Exercise details
Transcribe the data that follows precisely, omitting nothing.

Dataset extract
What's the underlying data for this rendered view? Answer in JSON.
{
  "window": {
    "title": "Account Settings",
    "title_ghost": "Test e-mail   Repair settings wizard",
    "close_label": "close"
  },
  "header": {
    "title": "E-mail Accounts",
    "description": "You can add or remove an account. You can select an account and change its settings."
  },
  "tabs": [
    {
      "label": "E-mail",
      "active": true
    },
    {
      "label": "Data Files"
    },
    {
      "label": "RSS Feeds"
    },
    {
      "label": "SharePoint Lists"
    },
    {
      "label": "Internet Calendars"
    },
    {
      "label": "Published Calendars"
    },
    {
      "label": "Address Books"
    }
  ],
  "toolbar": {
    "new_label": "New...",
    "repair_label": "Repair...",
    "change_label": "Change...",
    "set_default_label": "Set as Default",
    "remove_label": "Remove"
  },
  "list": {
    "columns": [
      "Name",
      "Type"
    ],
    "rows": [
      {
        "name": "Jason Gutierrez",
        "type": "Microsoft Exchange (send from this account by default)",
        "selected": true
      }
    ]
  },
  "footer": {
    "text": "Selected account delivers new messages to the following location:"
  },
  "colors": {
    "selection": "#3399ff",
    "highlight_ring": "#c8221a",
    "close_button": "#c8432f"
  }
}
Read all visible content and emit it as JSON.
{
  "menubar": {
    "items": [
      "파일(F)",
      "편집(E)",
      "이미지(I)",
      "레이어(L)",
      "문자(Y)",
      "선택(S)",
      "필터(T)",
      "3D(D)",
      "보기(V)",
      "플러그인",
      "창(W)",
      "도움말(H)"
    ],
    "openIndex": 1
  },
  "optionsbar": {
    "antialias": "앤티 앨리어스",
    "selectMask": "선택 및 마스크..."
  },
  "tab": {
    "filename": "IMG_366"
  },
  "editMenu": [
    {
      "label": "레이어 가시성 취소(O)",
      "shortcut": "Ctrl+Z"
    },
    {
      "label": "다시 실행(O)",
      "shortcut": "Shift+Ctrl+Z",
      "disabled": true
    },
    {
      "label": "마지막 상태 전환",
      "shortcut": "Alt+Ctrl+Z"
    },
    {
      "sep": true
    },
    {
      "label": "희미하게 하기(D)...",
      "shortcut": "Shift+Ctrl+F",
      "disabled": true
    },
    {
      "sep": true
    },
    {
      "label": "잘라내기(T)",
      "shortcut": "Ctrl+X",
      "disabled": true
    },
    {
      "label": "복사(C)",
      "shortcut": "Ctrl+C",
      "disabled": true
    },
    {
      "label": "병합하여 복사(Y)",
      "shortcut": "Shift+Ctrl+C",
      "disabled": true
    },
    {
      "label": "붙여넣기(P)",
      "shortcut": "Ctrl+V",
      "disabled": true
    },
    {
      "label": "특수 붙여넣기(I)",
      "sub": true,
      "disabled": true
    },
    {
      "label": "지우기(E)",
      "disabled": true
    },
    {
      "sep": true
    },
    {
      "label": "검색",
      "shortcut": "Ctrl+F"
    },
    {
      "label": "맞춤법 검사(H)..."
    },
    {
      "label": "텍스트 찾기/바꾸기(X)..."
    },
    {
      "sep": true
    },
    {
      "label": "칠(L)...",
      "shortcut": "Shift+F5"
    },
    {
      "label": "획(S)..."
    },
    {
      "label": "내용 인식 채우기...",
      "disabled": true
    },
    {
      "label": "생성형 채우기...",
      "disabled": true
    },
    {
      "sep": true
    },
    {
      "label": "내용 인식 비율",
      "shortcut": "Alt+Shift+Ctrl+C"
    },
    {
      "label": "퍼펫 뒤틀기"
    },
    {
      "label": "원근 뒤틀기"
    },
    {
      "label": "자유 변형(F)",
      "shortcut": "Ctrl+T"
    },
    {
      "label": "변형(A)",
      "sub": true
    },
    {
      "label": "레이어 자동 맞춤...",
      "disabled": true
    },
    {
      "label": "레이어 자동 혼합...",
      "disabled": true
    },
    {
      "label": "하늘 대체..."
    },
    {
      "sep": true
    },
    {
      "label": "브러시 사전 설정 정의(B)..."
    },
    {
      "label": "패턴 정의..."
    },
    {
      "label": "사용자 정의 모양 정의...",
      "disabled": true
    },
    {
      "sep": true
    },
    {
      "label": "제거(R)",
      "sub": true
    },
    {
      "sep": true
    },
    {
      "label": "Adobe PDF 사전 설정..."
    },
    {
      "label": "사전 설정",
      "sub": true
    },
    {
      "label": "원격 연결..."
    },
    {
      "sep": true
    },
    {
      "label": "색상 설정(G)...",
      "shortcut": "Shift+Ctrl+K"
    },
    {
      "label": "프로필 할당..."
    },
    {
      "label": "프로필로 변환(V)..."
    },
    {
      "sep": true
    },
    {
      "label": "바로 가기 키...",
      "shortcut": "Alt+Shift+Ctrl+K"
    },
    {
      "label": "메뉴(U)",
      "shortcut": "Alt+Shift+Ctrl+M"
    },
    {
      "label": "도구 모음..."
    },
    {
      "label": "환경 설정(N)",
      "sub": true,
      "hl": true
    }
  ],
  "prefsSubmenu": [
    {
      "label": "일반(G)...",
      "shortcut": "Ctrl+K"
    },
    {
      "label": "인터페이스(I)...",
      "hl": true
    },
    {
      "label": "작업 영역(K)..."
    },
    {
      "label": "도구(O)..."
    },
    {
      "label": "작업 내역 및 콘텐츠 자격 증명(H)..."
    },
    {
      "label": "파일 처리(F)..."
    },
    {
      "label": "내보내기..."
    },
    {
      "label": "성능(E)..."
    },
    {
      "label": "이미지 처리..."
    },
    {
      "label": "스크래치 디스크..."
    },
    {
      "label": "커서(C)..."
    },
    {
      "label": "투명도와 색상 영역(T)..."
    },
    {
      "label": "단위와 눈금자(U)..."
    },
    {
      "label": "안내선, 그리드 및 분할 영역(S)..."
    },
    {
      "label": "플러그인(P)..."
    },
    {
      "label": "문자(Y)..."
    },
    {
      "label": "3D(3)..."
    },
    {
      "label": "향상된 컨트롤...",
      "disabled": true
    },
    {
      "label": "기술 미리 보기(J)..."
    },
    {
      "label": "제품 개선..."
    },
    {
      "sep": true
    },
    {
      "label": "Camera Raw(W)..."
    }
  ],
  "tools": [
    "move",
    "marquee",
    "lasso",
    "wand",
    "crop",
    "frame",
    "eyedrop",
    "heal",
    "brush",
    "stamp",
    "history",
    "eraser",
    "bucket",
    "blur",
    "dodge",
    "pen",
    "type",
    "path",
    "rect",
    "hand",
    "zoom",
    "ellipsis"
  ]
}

Task response
What's the underlying data for this rendered view? Answer in JSON.
{
  "window": {
    "title": "Account Settings",
    "title_ghost": "Test e-mail   Repair settings wizard",
    "close_label": "close"
  },
  "header": {
    "title": "E-mail Accounts",
    "description": "You can add or remove an account. You can select an account and change its settings."
  },
  "tabs": [
    {
      "label": "E-mail",
      "active": true
    },
    {
      "label": "Data Files"
    },
    {
      "label": "RSS Feeds"
    },
    {
      "label": "SharePoint Lists"
    },
    {
      "label": "Internet Calendars"
    },
    {
      "label": "Published Calendars"
    },
    {
      "label": "Address Books"
    }
  ],
  "toolbar": {
    "new_label": "New...",
    "repair_label": "Repair...",
    "change_label": "Change...",
    "set_default_label": "Set as Default",
    "remove_label": "Remove"
  },
  "list": {
    "columns": [
      "Name",
      "Type"
    ],
    "rows": [
      {
        "name": "Jason Gutierrez",
        "type": "Microsoft Exchange (send from this account by default)",
        "selected": true
      }
    ]
  },
  "footer": {
    "text": "Selected account delivers new messages to the following location:"
  },
  "colors": {
    "selection": "#3399ff",
    "highlight_ring": "#c8221a",
    "close_button": "#c8432f"
  }
}
Read all visible content and emit it as JSON.
{
  "menubar": {
    "items": [
      "파일(F)",
      "편집(E)",
      "이미지(I)",
      "레이어(L)",
      "문자(Y)",
      "선택(S)",
      "필터(T)",
      "3D(D)",
      "보기(V)",
      "플러그인",
      "창(W)",
      "도움말(H)"
    ],
    "openIndex": 1
  },
  "optionsbar": {
    "antialias": "앤티 앨리어스",
    "selectMask": "선택 및 마스크..."
  },
  "tab": {
    "filename": "IMG_366"
  },
  "editMenu": [
    {
      "label": "레이어 가시성 취소(O)",
      "shortcut": "Ctrl+Z"
    },
    {
      "label": "다시 실행(O)",
      "shortcut": "Shift+Ctrl+Z",
      "disabled": true
    },
    {
      "label": "마지막 상태 전환",
      "shortcut": "Alt+Ctrl+Z"
    },
    {
      "sep": true
    },
    {
      "label": "희미하게 하기(D)...",
      "shortcut": "Shift+Ctrl+F",
      "disabled": true
    },
    {
      "sep": true
    },
    {
      "label": "잘라내기(T)",
      "shortcut": "Ctrl+X",
      "disabled": true
    },
    {
      "label": "복사(C)",
      "shortcut": "Ctrl+C",
      "disabled": true
    },
    {
      "label": "병합하여 복사(Y)",
      "shortcut": "Shift+Ctrl+C",
      "disabled": true
    },
    {
      "label": "붙여넣기(P)",
      "shortcut": "Ctrl+V",
      "disabled": true
    },
    {
      "label": "특수 붙여넣기(I)",
      "sub": true,
      "disabled": true
    },
    {
      "label": "지우기(E)",
      "disabled": true
    },
    {
      "sep": true
    },
    {
      "label": "검색",
      "shortcut": "Ctrl+F"
    },
    {
      "label": "맞춤법 검사(H)..."
    },
    {
      "label": "텍스트 찾기/바꾸기(X)..."
    },
    {
      "sep": true
    },
    {
      "label": "칠(L)...",
      "shortcut": "Shift+F5"
    },
    {
      "label": "획(S)..."
    },
    {
      "label": "내용 인식 채우기...",
      "disabled": true
    },
    {
      "label": "생성형 채우기...",
      "disabled": true
    },
    {
      "sep": true
    },
    {
      "label": "내용 인식 비율",
      "shortcut": "Alt+Shift+Ctrl+C"
    },
    {
      "label": "퍼펫 뒤틀기"
    },
    {
      "label": "원근 뒤틀기"
    },
    {
      "label": "자유 변형(F)",
      "shortcut": "Ctrl+T"
    },
    {
      "label": "변형(A)",
      "sub": true
    },
    {
      "label": "레이어 자동 맞춤...",
      "disabled": true
    },
    {
      "label": "레이어 자동 혼합...",
      "disabled": true
    },
    {
      "label": "하늘 대체..."
    },
    {
      "sep": true
    },
    {
      "label": "브러시 사전 설정 정의(B)..."
    },
    {
      "label": "패턴 정의..."
    },
    {
      "label": "사용자 정의 모양 정의...",
      "disabled": true
    },
    {
      "sep": true
    },
    {
      "label": "제거(R)",
      "sub": true
    },
    {
      "sep": true
    },
    {
      "label": "Adobe PDF 사전 설정..."
    },
    {
      "label": "사전 설정",
      "sub": true
    },
    {
      "label": "원격 연결..."
    },
    {
      "sep": true
    },
    {
      "label": "색상 설정(G)...",
      "shortcut": "Shift+Ctrl+K"
    },
    {
      "label": "프로필 할당..."
    },
    {
      "label": "프로필로 변환(V)..."
    },
    {
      "sep": true
    },
    {
      "label": "바로 가기 키...",
      "shortcut": "Alt+Shift+Ctrl+K"
    },
    {
      "label": "메뉴(U)",
      "shortcut": "Alt+Shift+Ctrl+M"
    },
    {
      "label": "도구 모음..."
    },
    {
      "label": "환경 설정(N)",
      "sub": true,
      "hl": true
    }
  ],
  "prefsSubmenu": [
    {
      "label": "일반(G)...",
      "shortcut": "Ctrl+K"
    },
    {
      "label": "인터페이스(I)...",
      "hl": true
    },
    {
      "label": "작업 영역(K)..."
    },
    {
      "label": "도구(O)..."
    },
    {
      "label": "작업 내역 및 콘텐츠 자격 증명(H)..."
    },
    {
      "label": "파일 처리(F)..."
    },
    {
      "label": "내보내기..."
    },
    {
      "label": "성능(E)..."
    },
    {
      "label": "이미지 처리..."
    },
    {
      "label": "스크래치 디스크..."
    },
    {
      "label": "커서(C)..."
    },
    {
      "label": "투명도와 색상 영역(T)..."
    },
    {
      "label": "단위와 눈금자(U)..."
    },
    {
      "label": "안내선, 그리드 및 분할 영역(S)..."
    },
    {
      "label": "플러그인(P)..."
    },
    {
      "label": "문자(Y)..."
    },
    {
      "label": "3D(3)..."
    },
    {
      "label": "향상된 컨트롤...",
      "disabled": true
    },
    {
      "label": "기술 미리 보기(J)..."
    },
    {
      "label": "제품 개선..."
    },
    {
      "sep": true
    },
    {
      "label": "Camera Raw(W)..."
    }
  ],
  "tools": [
    "move",
    "marquee",
    "lasso",
    "wand",
    "crop",
    "frame",
    "eyedrop",
    "heal",
    "brush",
    "stamp",
    "history",
    "eraser",
    "bucket",
    "blur",
    "dodge",
    "pen",
    "type",
    "path",
    "rect",
    "hand",
    "zoom",
    "ellipsis"
  ]
}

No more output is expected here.